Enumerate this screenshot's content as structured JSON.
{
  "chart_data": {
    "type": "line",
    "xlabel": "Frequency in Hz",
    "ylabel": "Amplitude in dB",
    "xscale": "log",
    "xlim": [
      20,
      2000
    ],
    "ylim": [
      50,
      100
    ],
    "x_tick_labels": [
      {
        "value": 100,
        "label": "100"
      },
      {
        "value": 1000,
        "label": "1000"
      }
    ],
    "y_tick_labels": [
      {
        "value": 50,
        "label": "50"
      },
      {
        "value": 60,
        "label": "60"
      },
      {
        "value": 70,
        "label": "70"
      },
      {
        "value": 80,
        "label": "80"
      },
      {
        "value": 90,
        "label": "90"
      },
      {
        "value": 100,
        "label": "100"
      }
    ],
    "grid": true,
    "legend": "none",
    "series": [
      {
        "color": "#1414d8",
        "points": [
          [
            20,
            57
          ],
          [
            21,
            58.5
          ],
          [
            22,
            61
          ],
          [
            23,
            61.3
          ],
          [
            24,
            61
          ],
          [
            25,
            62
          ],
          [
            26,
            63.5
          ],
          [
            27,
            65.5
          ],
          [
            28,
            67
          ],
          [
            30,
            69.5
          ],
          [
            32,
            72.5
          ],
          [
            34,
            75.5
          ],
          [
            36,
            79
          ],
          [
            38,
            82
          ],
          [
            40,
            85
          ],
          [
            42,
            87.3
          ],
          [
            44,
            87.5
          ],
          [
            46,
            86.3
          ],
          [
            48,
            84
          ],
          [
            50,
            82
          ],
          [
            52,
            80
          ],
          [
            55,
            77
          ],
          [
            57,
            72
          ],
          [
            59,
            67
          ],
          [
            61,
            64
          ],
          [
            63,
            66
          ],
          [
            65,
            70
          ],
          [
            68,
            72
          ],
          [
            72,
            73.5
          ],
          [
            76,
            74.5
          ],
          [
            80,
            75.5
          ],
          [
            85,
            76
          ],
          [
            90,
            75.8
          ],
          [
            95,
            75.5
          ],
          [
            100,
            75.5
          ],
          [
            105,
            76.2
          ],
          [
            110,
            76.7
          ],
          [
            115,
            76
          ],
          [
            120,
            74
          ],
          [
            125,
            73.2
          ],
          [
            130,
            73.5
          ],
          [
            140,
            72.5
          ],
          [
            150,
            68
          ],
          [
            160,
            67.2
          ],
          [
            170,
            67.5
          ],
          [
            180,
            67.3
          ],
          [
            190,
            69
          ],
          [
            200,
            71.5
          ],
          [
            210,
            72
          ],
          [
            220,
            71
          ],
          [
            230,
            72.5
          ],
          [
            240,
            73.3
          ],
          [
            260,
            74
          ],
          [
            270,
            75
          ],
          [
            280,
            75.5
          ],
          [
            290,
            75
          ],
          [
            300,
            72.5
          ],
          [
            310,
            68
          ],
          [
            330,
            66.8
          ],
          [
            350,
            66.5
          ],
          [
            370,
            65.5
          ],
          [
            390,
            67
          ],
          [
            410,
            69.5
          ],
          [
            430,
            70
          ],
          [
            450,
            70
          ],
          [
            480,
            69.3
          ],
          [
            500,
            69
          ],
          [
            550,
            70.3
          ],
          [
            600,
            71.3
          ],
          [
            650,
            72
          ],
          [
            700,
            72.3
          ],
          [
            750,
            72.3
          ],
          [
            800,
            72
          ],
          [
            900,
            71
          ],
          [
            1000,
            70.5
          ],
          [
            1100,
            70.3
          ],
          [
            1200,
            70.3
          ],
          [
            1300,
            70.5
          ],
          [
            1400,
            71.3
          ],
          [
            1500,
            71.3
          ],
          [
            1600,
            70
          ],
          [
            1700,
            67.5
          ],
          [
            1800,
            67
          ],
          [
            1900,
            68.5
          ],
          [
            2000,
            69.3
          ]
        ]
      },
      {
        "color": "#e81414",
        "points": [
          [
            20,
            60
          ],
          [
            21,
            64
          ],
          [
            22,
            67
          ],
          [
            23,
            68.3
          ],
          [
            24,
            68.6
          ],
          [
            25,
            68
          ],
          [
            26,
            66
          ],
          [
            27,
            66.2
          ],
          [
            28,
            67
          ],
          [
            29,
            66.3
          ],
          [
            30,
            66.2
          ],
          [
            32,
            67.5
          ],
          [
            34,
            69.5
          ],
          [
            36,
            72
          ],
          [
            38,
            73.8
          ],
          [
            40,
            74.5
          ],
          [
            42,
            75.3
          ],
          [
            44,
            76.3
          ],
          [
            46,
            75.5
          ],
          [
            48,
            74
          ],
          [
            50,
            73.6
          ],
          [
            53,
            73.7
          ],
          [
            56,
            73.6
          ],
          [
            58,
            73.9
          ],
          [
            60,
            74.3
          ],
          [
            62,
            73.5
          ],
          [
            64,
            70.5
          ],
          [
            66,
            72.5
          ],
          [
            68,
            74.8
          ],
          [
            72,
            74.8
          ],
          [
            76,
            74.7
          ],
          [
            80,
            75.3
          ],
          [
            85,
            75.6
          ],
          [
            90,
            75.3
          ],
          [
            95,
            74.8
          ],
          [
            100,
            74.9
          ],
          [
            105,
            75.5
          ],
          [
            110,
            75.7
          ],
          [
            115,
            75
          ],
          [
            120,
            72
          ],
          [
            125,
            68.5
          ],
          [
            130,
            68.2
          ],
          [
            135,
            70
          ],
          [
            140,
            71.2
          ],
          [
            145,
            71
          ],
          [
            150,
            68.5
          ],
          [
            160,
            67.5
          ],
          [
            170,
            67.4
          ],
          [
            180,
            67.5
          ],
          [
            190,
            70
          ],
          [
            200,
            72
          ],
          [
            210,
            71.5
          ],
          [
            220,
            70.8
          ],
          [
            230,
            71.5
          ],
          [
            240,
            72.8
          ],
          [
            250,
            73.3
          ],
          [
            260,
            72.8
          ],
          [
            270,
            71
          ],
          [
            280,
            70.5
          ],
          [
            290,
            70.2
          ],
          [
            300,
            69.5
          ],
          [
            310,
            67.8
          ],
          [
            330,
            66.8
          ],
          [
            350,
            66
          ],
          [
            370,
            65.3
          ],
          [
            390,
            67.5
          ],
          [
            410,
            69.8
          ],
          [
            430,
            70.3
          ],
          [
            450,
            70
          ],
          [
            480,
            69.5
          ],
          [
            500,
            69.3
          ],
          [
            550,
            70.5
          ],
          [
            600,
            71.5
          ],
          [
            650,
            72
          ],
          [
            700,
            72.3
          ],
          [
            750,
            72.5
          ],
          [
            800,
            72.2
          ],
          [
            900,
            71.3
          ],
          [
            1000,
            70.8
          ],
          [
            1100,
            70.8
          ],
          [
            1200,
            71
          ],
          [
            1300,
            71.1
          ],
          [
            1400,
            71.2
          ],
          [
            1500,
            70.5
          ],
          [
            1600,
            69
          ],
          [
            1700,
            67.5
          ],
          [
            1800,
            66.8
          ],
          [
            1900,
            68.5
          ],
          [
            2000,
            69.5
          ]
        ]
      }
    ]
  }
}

--------------------------------------------------

[EXERCISE AIM]
From the listing above, copy out each line where the word "value" appears.

[RIGHT ANSWER]
        "value": 100,
        "value": 1000,
        "value": 50,
        "value": 60,
        "value": 70,
        "value": 80,
        "value": 90,
        "value": 100,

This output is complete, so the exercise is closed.